Raw records:

.....

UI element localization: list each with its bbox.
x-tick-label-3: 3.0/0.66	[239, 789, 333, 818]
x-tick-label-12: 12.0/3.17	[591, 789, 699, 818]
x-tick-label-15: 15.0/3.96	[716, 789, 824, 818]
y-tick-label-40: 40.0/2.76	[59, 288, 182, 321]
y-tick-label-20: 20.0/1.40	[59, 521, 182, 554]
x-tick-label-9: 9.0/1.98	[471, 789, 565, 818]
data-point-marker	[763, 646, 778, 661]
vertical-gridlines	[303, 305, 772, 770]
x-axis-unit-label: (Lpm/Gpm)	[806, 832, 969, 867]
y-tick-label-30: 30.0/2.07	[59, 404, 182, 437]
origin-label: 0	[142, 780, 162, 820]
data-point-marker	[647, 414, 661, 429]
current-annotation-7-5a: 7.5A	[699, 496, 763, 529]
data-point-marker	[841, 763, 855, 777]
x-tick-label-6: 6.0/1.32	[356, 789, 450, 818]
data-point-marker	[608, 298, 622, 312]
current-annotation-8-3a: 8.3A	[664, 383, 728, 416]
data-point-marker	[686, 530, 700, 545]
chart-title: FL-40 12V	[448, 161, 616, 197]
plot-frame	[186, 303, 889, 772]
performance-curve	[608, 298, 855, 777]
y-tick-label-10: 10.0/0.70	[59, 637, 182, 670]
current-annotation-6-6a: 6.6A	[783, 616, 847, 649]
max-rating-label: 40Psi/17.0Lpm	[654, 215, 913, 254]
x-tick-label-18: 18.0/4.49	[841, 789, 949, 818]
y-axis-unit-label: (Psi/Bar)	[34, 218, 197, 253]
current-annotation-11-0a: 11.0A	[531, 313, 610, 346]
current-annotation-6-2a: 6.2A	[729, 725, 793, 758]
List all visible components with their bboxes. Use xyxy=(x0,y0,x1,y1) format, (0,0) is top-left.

.....

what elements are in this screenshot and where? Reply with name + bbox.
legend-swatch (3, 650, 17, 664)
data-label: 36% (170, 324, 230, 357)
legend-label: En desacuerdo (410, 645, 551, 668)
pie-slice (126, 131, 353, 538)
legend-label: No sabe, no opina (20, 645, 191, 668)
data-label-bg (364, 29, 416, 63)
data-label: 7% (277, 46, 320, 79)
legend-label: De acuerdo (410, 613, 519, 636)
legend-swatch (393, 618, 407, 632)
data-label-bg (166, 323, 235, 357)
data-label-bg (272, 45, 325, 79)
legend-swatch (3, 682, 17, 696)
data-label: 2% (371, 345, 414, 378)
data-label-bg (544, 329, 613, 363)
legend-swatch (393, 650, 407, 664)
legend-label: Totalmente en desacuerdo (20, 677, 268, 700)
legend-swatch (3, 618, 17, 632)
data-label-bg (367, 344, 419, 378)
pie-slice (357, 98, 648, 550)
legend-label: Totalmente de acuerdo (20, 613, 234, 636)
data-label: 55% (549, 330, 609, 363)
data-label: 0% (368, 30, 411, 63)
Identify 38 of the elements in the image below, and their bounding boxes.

.....

Aim of the task: Copy out the entries from the line containing "what elements are" through the line containing "legend-swatch (393, 650, 407, 664)", both included, with every character unchanged.

Correct output:
what elements are in this screenshot and where? Reply with name + bbox.
legend-swatch (3, 650, 17, 664)
data-label: 36% (170, 324, 230, 357)
legend-label: En desacuerdo (410, 645, 551, 668)
pie-slice (126, 131, 353, 538)
legend-label: No sabe, no opina (20, 645, 191, 668)
data-label-bg (364, 29, 416, 63)
data-label: 7% (277, 46, 320, 79)
legend-label: De acuerdo (410, 613, 519, 636)
legend-swatch (393, 618, 407, 632)
data-label-bg (166, 323, 235, 357)
data-label-bg (272, 45, 325, 79)
legend-swatch (3, 682, 17, 696)
data-label: 2% (371, 345, 414, 378)
data-label-bg (544, 329, 613, 363)
legend-swatch (393, 650, 407, 664)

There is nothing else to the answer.